*Objective*
Print the following entries in their original form, beginning at the first line of the entries and stopping after the line that contains "x-tick-label: 0 <box>103 297 109 309</box>".

Bounding box annotations
-----

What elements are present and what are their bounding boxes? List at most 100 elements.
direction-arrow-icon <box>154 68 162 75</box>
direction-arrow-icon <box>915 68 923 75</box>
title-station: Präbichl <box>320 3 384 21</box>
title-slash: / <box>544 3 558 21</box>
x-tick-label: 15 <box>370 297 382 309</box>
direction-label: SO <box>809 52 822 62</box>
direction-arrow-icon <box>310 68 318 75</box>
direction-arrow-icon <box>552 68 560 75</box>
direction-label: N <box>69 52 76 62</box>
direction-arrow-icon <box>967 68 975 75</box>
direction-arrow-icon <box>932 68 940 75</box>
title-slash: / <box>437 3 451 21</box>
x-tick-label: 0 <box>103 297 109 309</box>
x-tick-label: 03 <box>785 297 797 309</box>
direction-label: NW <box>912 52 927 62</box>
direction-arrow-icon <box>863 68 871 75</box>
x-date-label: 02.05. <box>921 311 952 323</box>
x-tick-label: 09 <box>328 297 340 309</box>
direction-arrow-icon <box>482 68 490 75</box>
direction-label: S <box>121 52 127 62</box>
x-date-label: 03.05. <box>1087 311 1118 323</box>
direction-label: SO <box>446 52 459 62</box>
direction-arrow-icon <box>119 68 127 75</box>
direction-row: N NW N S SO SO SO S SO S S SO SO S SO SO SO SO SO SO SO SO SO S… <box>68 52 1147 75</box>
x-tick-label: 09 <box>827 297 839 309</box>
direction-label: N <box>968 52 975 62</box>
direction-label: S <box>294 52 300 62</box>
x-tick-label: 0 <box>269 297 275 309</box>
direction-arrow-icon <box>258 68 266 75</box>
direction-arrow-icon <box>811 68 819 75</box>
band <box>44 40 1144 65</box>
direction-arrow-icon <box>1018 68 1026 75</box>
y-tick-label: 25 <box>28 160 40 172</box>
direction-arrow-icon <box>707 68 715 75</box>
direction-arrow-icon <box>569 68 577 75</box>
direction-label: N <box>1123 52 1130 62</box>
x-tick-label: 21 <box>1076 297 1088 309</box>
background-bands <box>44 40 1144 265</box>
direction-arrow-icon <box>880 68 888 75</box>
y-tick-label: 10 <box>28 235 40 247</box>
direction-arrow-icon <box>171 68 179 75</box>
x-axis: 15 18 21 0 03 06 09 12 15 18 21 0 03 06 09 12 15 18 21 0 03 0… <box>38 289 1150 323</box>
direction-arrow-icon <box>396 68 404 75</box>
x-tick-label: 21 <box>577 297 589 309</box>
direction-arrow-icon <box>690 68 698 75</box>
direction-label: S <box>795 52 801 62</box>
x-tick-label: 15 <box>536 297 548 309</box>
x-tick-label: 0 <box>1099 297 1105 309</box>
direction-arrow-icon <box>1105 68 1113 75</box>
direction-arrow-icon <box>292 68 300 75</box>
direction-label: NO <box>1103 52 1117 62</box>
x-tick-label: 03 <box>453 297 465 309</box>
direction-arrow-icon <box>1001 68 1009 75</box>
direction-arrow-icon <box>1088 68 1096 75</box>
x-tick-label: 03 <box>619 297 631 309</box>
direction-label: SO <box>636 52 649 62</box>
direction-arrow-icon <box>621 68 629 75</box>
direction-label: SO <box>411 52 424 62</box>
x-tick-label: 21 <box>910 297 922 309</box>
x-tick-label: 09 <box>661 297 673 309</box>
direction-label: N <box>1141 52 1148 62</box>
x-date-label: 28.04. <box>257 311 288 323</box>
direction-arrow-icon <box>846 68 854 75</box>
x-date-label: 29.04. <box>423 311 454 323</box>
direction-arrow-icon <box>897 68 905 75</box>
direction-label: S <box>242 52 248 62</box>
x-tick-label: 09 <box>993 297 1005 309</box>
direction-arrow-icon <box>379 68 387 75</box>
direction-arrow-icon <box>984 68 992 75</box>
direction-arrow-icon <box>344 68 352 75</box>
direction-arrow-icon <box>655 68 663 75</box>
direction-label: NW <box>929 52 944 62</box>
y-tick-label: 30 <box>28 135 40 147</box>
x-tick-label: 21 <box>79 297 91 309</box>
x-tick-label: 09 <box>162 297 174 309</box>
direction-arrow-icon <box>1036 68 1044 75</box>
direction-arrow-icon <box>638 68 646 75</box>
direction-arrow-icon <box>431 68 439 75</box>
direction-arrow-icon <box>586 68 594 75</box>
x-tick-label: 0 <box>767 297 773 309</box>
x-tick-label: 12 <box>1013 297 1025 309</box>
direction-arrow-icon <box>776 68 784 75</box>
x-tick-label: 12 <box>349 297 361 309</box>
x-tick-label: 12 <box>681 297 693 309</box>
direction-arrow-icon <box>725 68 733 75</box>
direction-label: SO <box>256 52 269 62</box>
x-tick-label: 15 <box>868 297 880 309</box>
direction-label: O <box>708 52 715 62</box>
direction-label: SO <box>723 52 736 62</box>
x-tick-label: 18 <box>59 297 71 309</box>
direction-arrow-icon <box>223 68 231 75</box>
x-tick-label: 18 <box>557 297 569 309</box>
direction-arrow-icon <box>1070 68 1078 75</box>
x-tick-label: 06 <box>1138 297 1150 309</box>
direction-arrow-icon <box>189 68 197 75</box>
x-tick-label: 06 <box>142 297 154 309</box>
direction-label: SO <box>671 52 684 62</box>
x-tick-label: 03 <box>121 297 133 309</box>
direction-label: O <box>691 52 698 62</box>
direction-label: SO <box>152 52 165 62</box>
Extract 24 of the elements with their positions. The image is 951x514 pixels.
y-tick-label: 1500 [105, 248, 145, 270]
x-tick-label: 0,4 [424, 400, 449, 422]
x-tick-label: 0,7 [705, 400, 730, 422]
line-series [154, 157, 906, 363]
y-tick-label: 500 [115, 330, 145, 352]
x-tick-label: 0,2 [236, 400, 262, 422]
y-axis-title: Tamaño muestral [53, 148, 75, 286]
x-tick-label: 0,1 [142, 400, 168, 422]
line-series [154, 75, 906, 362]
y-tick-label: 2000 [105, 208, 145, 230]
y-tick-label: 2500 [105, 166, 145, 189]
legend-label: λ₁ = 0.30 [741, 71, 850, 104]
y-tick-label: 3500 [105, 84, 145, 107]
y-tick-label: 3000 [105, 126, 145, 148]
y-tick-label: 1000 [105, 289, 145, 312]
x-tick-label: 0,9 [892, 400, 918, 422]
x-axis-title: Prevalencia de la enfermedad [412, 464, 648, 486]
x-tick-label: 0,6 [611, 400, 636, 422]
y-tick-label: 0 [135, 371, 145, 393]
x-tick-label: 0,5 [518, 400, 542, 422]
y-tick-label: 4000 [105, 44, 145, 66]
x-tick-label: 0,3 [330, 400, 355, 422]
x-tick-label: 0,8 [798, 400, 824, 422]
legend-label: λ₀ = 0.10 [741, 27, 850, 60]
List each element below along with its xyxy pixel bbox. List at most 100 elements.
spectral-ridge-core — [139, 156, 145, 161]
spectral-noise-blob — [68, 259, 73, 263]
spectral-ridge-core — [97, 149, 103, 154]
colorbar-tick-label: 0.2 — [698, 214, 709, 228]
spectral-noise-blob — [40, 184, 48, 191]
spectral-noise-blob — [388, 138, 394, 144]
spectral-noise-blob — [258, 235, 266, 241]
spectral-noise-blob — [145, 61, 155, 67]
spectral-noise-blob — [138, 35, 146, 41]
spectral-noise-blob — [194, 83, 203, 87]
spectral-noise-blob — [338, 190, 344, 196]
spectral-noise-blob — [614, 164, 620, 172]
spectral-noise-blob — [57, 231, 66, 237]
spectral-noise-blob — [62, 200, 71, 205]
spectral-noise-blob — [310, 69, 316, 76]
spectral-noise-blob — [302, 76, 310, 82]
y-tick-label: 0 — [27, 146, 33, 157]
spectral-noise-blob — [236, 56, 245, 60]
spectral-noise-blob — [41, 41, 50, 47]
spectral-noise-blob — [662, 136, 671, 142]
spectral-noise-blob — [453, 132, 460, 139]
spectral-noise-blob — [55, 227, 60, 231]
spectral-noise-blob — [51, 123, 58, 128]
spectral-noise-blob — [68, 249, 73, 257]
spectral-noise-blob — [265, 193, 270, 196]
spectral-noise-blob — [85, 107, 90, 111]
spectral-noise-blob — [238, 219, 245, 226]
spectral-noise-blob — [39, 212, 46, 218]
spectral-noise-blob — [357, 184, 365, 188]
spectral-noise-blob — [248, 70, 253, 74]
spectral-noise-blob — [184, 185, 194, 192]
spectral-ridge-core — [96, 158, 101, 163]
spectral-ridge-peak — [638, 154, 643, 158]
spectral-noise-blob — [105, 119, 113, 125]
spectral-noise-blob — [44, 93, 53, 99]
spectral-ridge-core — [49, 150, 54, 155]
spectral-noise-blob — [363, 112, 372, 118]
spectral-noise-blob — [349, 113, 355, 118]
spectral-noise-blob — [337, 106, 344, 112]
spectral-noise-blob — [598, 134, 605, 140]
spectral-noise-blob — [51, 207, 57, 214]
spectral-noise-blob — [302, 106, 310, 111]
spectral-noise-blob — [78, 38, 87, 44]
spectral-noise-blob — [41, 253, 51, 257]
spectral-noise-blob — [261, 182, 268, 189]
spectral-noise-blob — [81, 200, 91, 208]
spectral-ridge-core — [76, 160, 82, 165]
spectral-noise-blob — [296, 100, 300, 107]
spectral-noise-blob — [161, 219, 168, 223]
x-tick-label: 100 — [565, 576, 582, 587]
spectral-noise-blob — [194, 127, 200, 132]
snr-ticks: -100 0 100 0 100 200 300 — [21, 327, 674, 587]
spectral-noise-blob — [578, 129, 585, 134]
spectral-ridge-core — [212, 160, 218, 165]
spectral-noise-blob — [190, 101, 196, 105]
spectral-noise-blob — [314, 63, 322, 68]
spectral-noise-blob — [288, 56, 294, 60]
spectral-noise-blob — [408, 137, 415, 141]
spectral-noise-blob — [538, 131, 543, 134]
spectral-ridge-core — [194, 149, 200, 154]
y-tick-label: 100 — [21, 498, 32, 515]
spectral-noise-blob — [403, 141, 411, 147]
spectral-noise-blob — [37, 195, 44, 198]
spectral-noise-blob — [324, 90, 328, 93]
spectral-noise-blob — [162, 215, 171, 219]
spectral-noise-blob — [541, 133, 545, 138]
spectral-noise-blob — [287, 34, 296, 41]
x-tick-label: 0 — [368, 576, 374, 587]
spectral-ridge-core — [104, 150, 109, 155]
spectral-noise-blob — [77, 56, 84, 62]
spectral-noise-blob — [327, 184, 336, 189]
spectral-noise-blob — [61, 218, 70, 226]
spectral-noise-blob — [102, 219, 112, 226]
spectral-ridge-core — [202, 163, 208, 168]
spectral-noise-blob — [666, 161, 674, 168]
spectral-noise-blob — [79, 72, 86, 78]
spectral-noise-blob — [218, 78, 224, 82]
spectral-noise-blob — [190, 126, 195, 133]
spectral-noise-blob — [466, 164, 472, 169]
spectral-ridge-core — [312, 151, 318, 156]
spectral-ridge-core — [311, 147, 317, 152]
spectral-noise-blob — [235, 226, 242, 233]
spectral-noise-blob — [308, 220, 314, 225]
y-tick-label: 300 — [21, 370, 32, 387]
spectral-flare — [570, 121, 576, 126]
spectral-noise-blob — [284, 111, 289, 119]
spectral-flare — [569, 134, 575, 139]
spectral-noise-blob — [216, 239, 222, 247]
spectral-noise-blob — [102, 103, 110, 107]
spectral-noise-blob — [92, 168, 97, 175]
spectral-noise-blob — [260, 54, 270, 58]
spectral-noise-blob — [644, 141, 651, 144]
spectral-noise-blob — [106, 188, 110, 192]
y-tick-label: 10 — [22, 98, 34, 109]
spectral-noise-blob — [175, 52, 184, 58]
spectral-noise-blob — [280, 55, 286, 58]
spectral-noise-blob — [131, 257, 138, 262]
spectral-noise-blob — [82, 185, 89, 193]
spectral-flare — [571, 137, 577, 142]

-----

*Task result*
What elements are present and what are their bounding boxes? List at most 100 elements.
direction-arrow-icon <box>154 68 162 75</box>
direction-arrow-icon <box>915 68 923 75</box>
title-station: Präbichl <box>320 3 384 21</box>
title-slash: / <box>544 3 558 21</box>
x-tick-label: 15 <box>370 297 382 309</box>
direction-label: SO <box>809 52 822 62</box>
direction-arrow-icon <box>310 68 318 75</box>
direction-arrow-icon <box>552 68 560 75</box>
direction-label: N <box>69 52 76 62</box>
direction-arrow-icon <box>967 68 975 75</box>
direction-arrow-icon <box>932 68 940 75</box>
title-slash: / <box>437 3 451 21</box>
x-tick-label: 0 <box>103 297 109 309</box>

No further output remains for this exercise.